** start Source records **

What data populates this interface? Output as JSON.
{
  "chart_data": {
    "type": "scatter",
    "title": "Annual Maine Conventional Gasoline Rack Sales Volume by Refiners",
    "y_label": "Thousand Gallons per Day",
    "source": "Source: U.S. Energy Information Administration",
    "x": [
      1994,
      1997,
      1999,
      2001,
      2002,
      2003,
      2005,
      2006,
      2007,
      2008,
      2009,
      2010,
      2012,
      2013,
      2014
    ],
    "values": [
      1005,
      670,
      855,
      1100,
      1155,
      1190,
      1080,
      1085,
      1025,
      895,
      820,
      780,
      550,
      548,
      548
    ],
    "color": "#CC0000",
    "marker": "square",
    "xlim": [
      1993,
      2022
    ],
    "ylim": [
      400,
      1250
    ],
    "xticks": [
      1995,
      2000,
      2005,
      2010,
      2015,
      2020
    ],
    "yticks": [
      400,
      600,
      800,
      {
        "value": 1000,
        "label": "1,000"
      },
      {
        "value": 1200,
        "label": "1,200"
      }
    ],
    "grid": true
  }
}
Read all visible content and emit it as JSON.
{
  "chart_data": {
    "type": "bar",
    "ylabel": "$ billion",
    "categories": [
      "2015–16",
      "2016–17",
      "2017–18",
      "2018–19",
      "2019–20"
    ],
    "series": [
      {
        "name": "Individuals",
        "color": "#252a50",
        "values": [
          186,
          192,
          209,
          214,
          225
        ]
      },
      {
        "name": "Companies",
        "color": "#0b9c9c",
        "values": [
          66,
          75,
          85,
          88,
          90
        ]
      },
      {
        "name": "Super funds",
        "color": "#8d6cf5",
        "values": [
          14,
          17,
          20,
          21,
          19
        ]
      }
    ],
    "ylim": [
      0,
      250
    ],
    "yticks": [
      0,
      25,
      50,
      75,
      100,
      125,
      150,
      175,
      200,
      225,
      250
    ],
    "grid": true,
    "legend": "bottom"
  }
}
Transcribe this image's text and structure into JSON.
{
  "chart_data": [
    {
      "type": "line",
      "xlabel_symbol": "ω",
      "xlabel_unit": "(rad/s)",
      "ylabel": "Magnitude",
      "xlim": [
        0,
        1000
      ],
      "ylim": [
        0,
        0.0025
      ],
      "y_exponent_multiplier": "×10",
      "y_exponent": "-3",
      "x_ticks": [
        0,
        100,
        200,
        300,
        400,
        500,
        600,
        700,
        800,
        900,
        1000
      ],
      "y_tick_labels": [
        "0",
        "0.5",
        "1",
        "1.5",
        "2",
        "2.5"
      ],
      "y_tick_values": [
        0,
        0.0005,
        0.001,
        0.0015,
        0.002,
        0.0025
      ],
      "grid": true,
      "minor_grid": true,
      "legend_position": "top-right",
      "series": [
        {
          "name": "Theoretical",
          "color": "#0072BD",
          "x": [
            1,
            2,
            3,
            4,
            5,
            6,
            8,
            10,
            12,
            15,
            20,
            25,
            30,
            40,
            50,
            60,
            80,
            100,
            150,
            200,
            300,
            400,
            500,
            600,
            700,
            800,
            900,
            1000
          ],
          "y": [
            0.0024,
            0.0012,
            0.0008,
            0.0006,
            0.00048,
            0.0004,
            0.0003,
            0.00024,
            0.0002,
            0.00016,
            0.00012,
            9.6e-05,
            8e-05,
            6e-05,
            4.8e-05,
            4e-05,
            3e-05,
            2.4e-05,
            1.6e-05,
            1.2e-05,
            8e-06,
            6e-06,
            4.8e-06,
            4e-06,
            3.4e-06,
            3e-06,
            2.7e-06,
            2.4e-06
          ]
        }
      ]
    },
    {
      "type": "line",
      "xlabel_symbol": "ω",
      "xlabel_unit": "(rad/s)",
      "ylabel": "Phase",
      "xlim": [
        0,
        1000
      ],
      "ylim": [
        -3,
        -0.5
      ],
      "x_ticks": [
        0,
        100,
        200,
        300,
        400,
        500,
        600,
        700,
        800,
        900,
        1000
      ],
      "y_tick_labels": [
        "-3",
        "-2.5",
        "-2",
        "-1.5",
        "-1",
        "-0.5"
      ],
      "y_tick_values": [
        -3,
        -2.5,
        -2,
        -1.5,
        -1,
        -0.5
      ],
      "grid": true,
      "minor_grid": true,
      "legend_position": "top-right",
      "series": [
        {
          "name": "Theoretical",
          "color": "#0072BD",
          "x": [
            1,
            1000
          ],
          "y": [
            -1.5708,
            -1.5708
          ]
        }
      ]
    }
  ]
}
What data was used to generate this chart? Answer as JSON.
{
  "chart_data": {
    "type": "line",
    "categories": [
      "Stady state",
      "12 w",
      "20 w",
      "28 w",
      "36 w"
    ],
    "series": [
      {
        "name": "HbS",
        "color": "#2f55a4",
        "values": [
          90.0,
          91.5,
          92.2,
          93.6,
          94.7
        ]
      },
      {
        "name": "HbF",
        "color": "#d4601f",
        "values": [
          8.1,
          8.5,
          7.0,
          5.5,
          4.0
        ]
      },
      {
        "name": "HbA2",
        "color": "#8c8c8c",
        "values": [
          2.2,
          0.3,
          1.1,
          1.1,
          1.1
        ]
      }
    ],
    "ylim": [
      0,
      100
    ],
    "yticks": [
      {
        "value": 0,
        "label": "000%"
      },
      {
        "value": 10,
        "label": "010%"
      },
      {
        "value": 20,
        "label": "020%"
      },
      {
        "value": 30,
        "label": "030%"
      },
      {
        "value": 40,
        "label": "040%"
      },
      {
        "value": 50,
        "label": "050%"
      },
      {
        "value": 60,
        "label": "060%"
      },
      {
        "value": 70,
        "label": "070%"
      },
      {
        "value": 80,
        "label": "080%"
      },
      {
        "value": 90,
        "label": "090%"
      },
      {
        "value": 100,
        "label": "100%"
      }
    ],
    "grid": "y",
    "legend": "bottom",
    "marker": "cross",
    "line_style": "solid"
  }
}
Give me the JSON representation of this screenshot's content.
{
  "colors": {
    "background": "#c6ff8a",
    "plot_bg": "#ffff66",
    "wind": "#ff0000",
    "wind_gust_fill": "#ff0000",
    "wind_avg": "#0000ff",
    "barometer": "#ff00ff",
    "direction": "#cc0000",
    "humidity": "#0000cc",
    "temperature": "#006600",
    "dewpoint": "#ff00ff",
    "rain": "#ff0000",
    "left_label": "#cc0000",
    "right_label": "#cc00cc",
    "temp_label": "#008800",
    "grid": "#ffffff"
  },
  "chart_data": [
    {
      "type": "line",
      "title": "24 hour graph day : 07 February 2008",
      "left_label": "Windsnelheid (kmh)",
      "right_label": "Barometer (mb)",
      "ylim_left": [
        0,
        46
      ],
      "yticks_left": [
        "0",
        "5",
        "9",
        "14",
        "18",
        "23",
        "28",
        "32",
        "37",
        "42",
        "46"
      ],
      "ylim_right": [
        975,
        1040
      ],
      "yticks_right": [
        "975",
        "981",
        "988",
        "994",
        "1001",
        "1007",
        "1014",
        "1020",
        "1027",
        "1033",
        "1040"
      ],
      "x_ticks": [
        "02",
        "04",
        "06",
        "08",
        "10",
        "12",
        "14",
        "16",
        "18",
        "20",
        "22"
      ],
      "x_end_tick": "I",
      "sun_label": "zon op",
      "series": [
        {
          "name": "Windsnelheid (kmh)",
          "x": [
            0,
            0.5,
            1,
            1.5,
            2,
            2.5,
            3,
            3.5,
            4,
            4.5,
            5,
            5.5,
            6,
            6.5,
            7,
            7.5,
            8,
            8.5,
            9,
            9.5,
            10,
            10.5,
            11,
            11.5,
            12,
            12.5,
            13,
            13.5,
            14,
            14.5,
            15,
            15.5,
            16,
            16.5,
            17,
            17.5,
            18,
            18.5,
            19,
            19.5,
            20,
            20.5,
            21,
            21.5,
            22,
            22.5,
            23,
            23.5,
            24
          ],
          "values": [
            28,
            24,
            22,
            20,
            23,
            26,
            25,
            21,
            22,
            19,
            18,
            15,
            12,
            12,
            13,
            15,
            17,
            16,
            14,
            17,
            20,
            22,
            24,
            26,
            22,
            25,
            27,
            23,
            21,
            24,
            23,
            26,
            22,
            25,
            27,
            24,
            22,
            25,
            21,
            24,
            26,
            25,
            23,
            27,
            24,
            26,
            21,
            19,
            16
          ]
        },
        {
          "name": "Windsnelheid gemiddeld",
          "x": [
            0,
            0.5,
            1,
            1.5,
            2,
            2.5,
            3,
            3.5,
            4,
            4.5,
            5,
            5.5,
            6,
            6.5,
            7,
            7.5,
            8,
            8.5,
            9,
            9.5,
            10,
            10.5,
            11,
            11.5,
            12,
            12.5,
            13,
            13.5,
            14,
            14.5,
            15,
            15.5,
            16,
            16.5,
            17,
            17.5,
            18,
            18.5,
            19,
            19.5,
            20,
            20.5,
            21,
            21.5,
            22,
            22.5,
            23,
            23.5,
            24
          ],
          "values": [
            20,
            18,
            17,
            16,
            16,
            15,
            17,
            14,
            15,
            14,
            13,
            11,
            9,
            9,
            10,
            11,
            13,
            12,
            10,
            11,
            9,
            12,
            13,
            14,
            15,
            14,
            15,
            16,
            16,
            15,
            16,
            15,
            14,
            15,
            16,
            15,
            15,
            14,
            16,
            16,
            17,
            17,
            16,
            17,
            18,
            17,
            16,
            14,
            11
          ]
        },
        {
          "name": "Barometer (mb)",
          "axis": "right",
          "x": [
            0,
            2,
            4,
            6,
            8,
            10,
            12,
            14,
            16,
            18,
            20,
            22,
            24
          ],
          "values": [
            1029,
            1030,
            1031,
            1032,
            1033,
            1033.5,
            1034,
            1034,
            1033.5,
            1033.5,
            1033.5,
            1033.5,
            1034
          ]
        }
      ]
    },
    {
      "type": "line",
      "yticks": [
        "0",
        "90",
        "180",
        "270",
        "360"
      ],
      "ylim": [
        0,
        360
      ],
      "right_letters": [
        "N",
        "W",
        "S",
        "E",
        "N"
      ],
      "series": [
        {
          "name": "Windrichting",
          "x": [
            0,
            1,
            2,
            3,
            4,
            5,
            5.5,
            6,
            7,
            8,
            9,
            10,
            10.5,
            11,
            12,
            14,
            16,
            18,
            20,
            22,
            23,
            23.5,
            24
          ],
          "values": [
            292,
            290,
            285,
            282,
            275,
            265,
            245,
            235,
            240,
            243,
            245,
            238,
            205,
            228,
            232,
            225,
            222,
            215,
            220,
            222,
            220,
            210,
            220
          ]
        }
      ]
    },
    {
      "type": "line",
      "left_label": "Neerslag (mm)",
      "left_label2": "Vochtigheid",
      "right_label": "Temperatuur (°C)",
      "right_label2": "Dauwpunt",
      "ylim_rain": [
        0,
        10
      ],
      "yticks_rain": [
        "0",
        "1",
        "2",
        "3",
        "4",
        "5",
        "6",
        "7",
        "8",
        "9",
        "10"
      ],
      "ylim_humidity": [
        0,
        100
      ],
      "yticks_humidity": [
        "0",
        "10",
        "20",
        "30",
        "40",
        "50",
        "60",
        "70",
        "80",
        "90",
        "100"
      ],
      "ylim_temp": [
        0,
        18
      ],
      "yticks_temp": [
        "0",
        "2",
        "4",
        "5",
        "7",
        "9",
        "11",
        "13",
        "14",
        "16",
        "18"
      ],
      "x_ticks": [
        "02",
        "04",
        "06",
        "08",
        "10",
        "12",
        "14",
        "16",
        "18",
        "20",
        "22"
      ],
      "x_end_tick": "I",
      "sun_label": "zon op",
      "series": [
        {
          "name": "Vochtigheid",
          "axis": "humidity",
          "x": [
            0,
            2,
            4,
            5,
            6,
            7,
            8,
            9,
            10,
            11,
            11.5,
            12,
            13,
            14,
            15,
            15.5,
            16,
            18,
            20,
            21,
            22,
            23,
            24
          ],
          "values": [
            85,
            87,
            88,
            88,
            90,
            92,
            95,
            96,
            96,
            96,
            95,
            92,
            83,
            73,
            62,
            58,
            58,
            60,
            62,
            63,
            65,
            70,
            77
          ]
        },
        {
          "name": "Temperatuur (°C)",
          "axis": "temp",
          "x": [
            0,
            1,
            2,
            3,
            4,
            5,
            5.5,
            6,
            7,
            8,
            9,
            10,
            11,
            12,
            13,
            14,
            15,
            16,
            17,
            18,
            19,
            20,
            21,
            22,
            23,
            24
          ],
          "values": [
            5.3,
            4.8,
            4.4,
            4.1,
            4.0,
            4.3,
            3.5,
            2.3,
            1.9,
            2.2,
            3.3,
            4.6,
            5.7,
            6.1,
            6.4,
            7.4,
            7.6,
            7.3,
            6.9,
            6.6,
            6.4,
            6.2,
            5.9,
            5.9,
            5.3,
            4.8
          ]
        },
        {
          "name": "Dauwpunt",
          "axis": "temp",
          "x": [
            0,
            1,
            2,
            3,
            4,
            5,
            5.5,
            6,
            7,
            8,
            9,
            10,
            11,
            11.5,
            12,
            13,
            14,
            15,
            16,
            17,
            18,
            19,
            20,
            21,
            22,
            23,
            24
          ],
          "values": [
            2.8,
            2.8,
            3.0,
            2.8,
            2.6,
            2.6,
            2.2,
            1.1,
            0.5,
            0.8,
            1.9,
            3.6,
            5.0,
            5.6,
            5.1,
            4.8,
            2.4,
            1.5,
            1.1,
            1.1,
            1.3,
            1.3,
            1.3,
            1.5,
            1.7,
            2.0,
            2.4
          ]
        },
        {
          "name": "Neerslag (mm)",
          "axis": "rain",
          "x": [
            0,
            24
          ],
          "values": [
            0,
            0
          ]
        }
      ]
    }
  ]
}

** end Source records **

Work to complete
Which lines hold the word "title"? Copy every one of them.

Answer below
    "title": "Annual Maine Conventional Gasoline Rack Sales Volume by Refiners",
      "title": "24 hour graph day : 07 February 2008",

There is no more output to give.